- Records provided:
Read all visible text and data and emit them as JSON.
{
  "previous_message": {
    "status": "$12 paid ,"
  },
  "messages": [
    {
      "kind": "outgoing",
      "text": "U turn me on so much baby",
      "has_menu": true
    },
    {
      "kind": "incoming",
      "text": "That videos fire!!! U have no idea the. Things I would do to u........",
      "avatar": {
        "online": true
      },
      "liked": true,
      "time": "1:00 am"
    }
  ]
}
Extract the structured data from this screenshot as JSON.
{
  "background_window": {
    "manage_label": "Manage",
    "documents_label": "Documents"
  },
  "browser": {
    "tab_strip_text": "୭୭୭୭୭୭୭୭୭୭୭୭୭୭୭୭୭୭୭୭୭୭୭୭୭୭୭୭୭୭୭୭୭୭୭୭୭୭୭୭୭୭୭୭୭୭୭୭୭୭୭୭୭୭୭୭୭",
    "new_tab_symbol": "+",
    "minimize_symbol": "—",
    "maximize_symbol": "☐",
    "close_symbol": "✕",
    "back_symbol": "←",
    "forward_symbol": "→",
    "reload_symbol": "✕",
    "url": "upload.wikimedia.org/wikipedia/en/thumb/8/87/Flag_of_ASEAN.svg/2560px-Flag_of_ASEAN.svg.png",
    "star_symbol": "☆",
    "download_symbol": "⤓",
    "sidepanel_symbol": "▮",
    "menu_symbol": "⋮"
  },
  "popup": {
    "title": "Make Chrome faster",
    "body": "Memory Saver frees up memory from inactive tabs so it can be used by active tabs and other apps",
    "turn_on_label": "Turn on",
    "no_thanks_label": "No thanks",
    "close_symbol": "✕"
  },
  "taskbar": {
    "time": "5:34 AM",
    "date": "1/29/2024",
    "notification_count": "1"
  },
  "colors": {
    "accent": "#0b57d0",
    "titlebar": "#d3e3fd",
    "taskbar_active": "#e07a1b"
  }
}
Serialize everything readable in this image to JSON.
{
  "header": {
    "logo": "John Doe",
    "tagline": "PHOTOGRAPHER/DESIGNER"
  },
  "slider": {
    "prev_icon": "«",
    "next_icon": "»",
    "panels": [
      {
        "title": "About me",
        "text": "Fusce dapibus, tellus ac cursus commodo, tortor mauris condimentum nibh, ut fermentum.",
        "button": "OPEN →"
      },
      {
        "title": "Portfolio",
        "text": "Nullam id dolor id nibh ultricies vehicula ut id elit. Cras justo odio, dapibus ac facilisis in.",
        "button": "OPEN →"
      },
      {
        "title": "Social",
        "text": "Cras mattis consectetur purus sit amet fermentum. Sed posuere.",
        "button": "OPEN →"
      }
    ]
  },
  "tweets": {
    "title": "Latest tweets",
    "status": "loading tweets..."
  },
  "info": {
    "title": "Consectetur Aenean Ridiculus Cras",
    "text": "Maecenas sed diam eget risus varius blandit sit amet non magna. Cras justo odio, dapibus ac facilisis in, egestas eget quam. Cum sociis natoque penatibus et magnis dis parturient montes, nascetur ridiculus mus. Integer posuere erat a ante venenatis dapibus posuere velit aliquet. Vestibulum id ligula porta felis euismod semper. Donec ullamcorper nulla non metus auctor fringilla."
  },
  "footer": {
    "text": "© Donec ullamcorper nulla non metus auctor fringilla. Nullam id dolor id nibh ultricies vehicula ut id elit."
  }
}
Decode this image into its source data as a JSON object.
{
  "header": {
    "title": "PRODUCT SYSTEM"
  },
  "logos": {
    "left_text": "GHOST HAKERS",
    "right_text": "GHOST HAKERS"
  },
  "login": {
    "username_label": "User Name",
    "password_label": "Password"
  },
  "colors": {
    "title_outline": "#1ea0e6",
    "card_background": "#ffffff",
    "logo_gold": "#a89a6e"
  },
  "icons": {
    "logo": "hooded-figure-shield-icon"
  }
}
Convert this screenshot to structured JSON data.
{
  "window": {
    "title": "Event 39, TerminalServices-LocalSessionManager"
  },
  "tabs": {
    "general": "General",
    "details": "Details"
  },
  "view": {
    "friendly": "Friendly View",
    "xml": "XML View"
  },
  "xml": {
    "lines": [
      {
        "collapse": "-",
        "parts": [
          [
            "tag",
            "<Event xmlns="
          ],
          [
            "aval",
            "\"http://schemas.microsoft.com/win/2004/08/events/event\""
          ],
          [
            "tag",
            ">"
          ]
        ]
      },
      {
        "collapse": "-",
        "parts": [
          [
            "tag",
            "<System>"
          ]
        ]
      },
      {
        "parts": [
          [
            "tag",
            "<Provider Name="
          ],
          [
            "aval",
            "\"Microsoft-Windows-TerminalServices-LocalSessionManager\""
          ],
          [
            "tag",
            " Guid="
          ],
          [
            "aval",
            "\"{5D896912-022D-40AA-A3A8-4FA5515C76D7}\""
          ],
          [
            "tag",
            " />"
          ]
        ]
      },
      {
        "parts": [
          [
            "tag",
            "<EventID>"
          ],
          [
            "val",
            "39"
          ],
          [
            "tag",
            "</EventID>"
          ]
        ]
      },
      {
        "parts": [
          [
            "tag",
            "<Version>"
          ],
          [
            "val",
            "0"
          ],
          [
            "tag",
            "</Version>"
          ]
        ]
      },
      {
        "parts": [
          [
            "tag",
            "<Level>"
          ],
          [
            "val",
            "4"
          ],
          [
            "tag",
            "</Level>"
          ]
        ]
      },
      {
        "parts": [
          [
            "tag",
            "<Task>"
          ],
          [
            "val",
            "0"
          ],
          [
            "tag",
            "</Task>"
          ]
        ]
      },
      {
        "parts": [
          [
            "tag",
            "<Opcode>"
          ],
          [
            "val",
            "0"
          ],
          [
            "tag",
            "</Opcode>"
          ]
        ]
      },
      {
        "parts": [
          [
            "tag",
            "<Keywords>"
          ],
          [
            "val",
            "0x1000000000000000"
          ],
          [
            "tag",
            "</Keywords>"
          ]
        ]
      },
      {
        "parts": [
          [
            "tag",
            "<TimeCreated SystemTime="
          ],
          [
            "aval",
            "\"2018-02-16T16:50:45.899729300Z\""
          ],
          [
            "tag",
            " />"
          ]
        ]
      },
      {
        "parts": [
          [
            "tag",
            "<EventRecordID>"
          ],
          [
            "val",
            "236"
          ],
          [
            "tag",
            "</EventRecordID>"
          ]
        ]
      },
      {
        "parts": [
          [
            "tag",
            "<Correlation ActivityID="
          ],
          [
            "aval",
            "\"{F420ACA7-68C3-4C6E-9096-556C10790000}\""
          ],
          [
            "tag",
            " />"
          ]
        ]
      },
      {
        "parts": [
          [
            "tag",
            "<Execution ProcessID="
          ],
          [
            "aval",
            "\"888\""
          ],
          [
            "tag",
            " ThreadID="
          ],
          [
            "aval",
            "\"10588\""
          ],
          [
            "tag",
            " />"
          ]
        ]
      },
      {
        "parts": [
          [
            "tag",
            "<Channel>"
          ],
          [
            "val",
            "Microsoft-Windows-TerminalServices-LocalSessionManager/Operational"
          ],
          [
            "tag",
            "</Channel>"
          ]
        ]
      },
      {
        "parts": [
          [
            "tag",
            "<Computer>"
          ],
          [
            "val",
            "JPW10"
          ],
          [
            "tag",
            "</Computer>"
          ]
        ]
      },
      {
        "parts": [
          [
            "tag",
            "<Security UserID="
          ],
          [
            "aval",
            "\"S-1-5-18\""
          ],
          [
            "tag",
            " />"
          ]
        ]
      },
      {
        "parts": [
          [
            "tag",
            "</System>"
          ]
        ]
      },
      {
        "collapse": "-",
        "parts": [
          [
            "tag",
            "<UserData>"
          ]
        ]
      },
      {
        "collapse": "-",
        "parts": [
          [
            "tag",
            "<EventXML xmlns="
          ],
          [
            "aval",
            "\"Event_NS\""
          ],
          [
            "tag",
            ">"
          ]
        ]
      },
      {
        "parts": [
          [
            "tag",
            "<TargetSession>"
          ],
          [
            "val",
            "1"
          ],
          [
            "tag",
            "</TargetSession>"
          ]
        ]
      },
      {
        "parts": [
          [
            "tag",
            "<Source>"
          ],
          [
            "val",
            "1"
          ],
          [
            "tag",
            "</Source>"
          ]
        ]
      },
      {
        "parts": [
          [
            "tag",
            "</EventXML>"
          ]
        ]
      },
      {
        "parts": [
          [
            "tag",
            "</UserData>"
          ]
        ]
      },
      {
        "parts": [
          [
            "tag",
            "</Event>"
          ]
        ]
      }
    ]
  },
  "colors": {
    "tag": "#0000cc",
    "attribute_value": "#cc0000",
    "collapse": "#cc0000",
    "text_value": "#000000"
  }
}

- Given request:
Find and copy each line above that includes the string "vehicula".

- Problem solution:
        "text": "Nullam id dolor id nibh ultricies vehicula ut id elit. Cras justo odio, dapibus ac facilisis in.",
    "text": "© Donec ullamcorper nulla non metus auctor fringilla. Nullam id dolor id nibh ultricies vehicula ut id elit."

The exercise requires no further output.